Start of Stored rows

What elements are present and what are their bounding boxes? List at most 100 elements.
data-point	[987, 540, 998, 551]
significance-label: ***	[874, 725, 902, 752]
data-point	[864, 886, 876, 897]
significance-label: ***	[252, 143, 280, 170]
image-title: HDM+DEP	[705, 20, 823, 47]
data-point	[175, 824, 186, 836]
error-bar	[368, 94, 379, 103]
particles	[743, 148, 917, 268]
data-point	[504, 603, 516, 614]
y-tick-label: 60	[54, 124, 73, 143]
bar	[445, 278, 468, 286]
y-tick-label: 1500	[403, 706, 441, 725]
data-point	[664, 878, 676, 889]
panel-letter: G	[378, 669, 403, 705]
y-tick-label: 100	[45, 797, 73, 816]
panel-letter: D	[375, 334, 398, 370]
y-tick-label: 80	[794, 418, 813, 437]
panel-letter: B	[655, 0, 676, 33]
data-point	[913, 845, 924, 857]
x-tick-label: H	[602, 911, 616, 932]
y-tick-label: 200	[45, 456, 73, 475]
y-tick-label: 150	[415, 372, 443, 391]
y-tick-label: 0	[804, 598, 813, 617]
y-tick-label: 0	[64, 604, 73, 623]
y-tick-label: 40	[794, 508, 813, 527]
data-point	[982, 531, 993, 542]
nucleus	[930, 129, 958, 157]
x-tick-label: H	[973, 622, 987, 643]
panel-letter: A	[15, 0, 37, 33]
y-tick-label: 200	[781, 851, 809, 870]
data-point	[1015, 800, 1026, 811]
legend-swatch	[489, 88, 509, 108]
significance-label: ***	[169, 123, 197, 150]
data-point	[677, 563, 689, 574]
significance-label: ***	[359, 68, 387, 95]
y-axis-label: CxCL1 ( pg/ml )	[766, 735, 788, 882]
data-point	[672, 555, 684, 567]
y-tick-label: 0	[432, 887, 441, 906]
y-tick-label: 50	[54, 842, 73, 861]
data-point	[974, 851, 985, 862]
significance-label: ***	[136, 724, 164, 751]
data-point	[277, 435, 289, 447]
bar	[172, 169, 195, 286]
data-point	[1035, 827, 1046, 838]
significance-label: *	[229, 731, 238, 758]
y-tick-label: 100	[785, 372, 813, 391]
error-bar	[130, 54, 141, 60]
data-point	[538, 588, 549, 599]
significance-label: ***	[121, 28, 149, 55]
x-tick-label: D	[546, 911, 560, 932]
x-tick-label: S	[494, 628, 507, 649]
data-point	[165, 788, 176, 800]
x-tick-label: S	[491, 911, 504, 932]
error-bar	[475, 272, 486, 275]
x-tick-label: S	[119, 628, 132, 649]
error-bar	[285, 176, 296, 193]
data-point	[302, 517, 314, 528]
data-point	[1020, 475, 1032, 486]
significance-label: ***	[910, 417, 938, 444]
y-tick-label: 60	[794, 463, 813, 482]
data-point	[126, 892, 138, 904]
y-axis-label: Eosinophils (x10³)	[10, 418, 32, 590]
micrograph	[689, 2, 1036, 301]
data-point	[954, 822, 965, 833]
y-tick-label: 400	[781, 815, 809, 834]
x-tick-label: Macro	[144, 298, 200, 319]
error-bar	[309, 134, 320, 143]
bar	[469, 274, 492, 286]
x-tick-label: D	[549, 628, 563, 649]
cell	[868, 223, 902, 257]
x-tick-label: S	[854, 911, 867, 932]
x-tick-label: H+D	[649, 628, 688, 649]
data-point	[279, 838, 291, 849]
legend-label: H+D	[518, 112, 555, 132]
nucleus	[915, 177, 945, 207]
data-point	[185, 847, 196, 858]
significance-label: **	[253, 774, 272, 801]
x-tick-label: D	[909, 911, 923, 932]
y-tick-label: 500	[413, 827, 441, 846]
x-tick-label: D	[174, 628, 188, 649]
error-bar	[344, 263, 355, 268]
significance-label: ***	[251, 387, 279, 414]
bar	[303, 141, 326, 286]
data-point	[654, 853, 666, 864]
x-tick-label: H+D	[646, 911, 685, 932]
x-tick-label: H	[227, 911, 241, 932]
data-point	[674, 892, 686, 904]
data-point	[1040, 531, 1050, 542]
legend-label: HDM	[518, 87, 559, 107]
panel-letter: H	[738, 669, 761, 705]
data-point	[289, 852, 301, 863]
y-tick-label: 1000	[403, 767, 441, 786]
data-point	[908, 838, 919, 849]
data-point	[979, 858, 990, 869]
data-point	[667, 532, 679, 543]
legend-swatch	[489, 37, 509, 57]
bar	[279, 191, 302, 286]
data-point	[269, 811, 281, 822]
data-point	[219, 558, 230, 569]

End of Stored rows

**Written problem**
Please reproduce every entry above line for line, without changing a single character.

**Result for this exercise**
What elements are present and what are their bounding boxes? List at most 100 elements.
data-point	[987, 540, 998, 551]
significance-label: ***	[874, 725, 902, 752]
data-point	[864, 886, 876, 897]
significance-label: ***	[252, 143, 280, 170]
image-title: HDM+DEP	[705, 20, 823, 47]
data-point	[175, 824, 186, 836]
error-bar	[368, 94, 379, 103]
particles	[743, 148, 917, 268]
data-point	[504, 603, 516, 614]
y-tick-label: 60	[54, 124, 73, 143]
bar	[445, 278, 468, 286]
y-tick-label: 1500	[403, 706, 441, 725]
data-point	[664, 878, 676, 889]
panel-letter: G	[378, 669, 403, 705]
y-tick-label: 100	[45, 797, 73, 816]
panel-letter: D	[375, 334, 398, 370]
y-tick-label: 80	[794, 418, 813, 437]
panel-letter: B	[655, 0, 676, 33]
data-point	[913, 845, 924, 857]
x-tick-label: H	[602, 911, 616, 932]
y-tick-label: 200	[45, 456, 73, 475]
y-tick-label: 150	[415, 372, 443, 391]
y-tick-label: 0	[804, 598, 813, 617]
y-tick-label: 0	[64, 604, 73, 623]
y-tick-label: 40	[794, 508, 813, 527]
data-point	[982, 531, 993, 542]
nucleus	[930, 129, 958, 157]
x-tick-label: H	[973, 622, 987, 643]
panel-letter: A	[15, 0, 37, 33]
y-tick-label: 200	[781, 851, 809, 870]
data-point	[1015, 800, 1026, 811]
legend-swatch	[489, 88, 509, 108]
significance-label: ***	[169, 123, 197, 150]
data-point	[677, 563, 689, 574]
significance-label: ***	[359, 68, 387, 95]
y-axis-label: CxCL1 ( pg/ml )	[766, 735, 788, 882]
data-point	[672, 555, 684, 567]
y-tick-label: 0	[432, 887, 441, 906]
y-tick-label: 50	[54, 842, 73, 861]
data-point	[974, 851, 985, 862]
significance-label: ***	[136, 724, 164, 751]
data-point	[277, 435, 289, 447]
bar	[172, 169, 195, 286]
data-point	[1035, 827, 1046, 838]
significance-label: *	[229, 731, 238, 758]
y-tick-label: 100	[785, 372, 813, 391]
error-bar	[130, 54, 141, 60]
data-point	[538, 588, 549, 599]
significance-label: ***	[121, 28, 149, 55]
x-tick-label: D	[546, 911, 560, 932]
x-tick-label: S	[494, 628, 507, 649]
data-point	[165, 788, 176, 800]
x-tick-label: S	[491, 911, 504, 932]
error-bar	[475, 272, 486, 275]
x-tick-label: S	[119, 628, 132, 649]
error-bar	[285, 176, 296, 193]
data-point	[302, 517, 314, 528]
data-point	[1020, 475, 1032, 486]
significance-label: ***	[910, 417, 938, 444]
y-tick-label: 60	[794, 463, 813, 482]
data-point	[126, 892, 138, 904]
y-axis-label: Eosinophils (x10³)	[10, 418, 32, 590]
micrograph	[689, 2, 1036, 301]
data-point	[954, 822, 965, 833]
y-tick-label: 400	[781, 815, 809, 834]
x-tick-label: Macro	[144, 298, 200, 319]
error-bar	[309, 134, 320, 143]
bar	[469, 274, 492, 286]
x-tick-label: D	[549, 628, 563, 649]
cell	[868, 223, 902, 257]
x-tick-label: S	[854, 911, 867, 932]
x-tick-label: H+D	[649, 628, 688, 649]
data-point	[279, 838, 291, 849]
legend-label: H+D	[518, 112, 555, 132]
nucleus	[915, 177, 945, 207]
data-point	[185, 847, 196, 858]
significance-label: **	[253, 774, 272, 801]
x-tick-label: D	[909, 911, 923, 932]
y-tick-label: 500	[413, 827, 441, 846]
x-tick-label: D	[174, 628, 188, 649]
error-bar	[344, 263, 355, 268]
significance-label: ***	[251, 387, 279, 414]
bar	[303, 141, 326, 286]
data-point	[654, 853, 666, 864]
x-tick-label: H+D	[646, 911, 685, 932]
x-tick-label: H	[227, 911, 241, 932]
data-point	[674, 892, 686, 904]
data-point	[1040, 531, 1050, 542]
legend-label: HDM	[518, 87, 559, 107]
panel-letter: H	[738, 669, 761, 705]
data-point	[289, 852, 301, 863]
y-tick-label: 1000	[403, 767, 441, 786]
data-point	[908, 838, 919, 849]
data-point	[979, 858, 990, 869]
data-point	[667, 532, 679, 543]
legend-swatch	[489, 37, 509, 57]
bar	[279, 191, 302, 286]
data-point	[269, 811, 281, 822]
data-point	[219, 558, 230, 569]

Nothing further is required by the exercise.